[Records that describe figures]

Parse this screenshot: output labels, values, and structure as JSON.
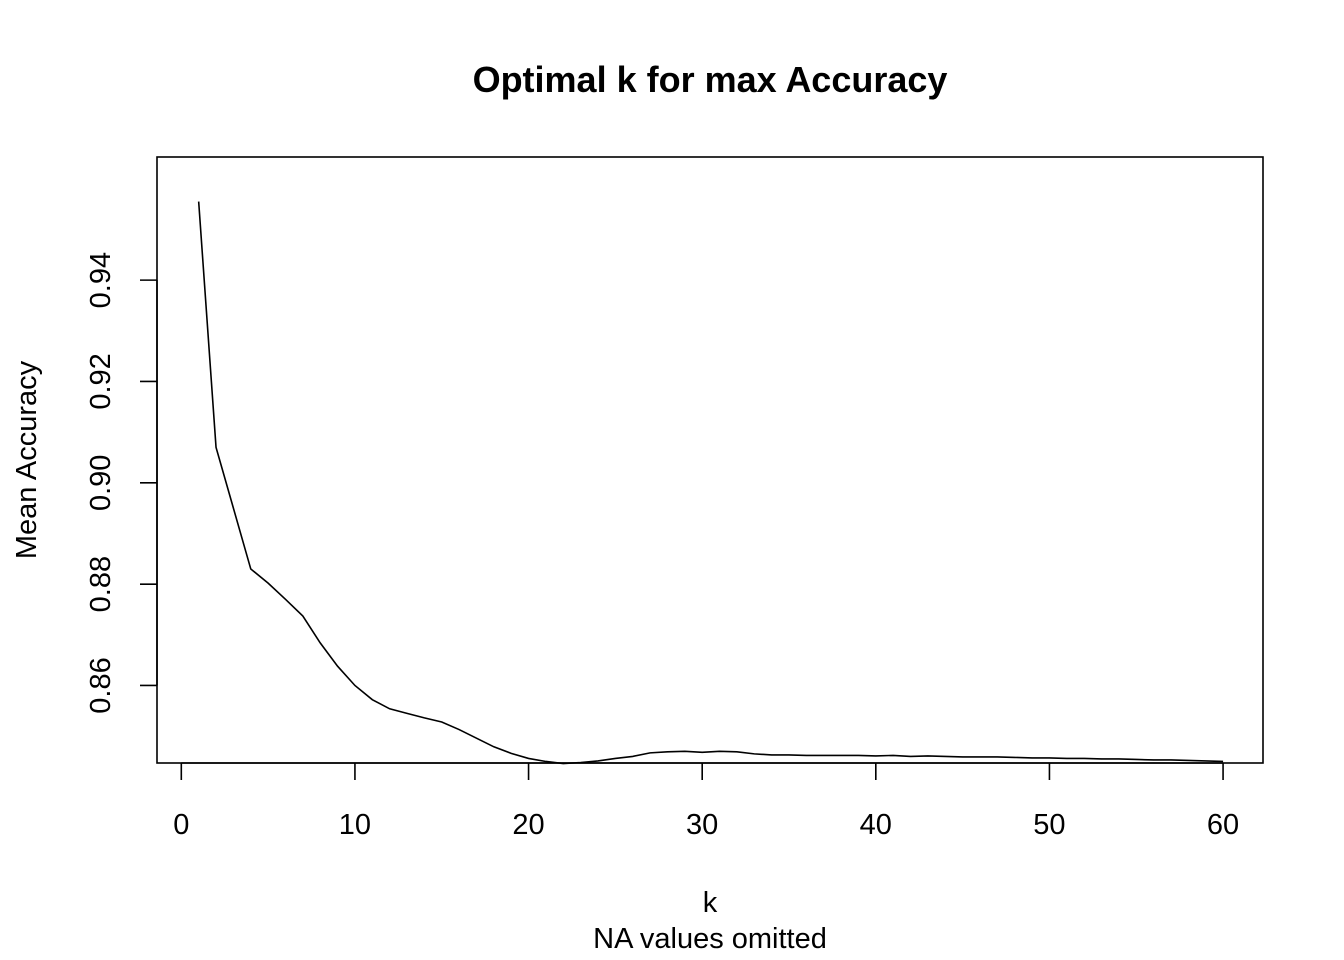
{
  "chart_data": {
    "type": "line",
    "title": "Optimal k for max Accuracy",
    "xlabel": "k",
    "subtitle": "NA values omitted",
    "ylabel": "Mean Accuracy",
    "xlim": [
      -1.4,
      62.3
    ],
    "ylim": [
      0.8447,
      0.9643
    ],
    "xticks": [
      "0",
      "10",
      "20",
      "30",
      "40",
      "50",
      "60"
    ],
    "yticks": [
      "0.86",
      "0.88",
      "0.90",
      "0.92",
      "0.94"
    ],
    "grid": false,
    "series": [
      {
        "x": [
          1,
          2,
          3,
          4,
          5,
          6,
          7,
          8,
          9,
          10,
          11,
          12,
          13,
          14,
          15,
          16,
          17,
          18,
          19,
          20,
          21,
          22,
          23,
          24,
          25,
          26,
          27,
          28,
          29,
          30,
          31,
          32,
          33,
          34,
          35,
          36,
          37,
          38,
          39,
          40,
          41,
          42,
          43,
          44,
          45,
          46,
          47,
          48,
          49,
          50,
          51,
          52,
          53,
          54,
          55,
          56,
          57,
          58,
          59,
          60
        ],
        "y": [
          0.9555,
          0.907,
          0.895,
          0.883,
          0.8802,
          0.877,
          0.8737,
          0.8684,
          0.8638,
          0.86,
          0.8572,
          0.8554,
          0.8545,
          0.8536,
          0.8528,
          0.8513,
          0.8496,
          0.8479,
          0.8466,
          0.8456,
          0.845,
          0.8446,
          0.8448,
          0.8451,
          0.8456,
          0.846,
          0.8467,
          0.8469,
          0.847,
          0.8468,
          0.847,
          0.8469,
          0.8465,
          0.8463,
          0.8463,
          0.8462,
          0.8462,
          0.8462,
          0.8462,
          0.8461,
          0.8462,
          0.846,
          0.8461,
          0.846,
          0.8459,
          0.8459,
          0.8459,
          0.8458,
          0.8457,
          0.8457,
          0.8456,
          0.8456,
          0.8455,
          0.8455,
          0.8454,
          0.8453,
          0.8453,
          0.8452,
          0.8451,
          0.845
        ]
      }
    ]
  }
}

YOUR GOAL
Omit the pictures, then output the rest of the listing exactly.

RESPONSE FOR THIS EXERCISE
Parse this screenshot: output labels, values, and structure as JSON.
{
  "chart_data": {
    "type": "line",
    "title": "Optimal k for max Accuracy",
    "xlabel": "k",
    "subtitle": "NA values omitted",
    "ylabel": "Mean Accuracy",
    "xlim": [
      -1.4,
      62.3
    ],
    "ylim": [
      0.8447,
      0.9643
    ],
    "xticks": [
      "0",
      "10",
      "20",
      "30",
      "40",
      "50",
      "60"
    ],
    "yticks": [
      "0.86",
      "0.88",
      "0.90",
      "0.92",
      "0.94"
    ],
    "grid": false,
    "series": [
      {
        "x": [
          1,
          2,
          3,
          4,
          5,
          6,
          7,
          8,
          9,
          10,
          11,
          12,
          13,
          14,
          15,
          16,
          17,
          18,
          19,
          20,
          21,
          22,
          23,
          24,
          25,
          26,
          27,
          28,
          29,
          30,
          31,
          32,
          33,
          34,
          35,
          36,
          37,
          38,
          39,
          40,
          41,
          42,
          43,
          44,
          45,
          46,
          47,
          48,
          49,
          50,
          51,
          52,
          53,
          54,
          55,
          56,
          57,
          58,
          59,
          60
        ],
        "y": [
          0.9555,
          0.907,
          0.895,
          0.883,
          0.8802,
          0.877,
          0.8737,
          0.8684,
          0.8638,
          0.86,
          0.8572,
          0.8554,
          0.8545,
          0.8536,
          0.8528,
          0.8513,
          0.8496,
          0.8479,
          0.8466,
          0.8456,
          0.845,
          0.8446,
          0.8448,
          0.8451,
          0.8456,
          0.846,
          0.8467,
          0.8469,
          0.847,
          0.8468,
          0.847,
          0.8469,
          0.8465,
          0.8463,
          0.8463,
          0.8462,
          0.8462,
          0.8462,
          0.8462,
          0.8461,
          0.8462,
          0.846,
          0.8461,
          0.846,
          0.8459,
          0.8459,
          0.8459,
          0.8458,
          0.8457,
          0.8457,
          0.8456,
          0.8456,
          0.8455,
          0.8455,
          0.8454,
          0.8453,
          0.8453,
          0.8452,
          0.8451,
          0.845
        ]
      }
    ]
  }
}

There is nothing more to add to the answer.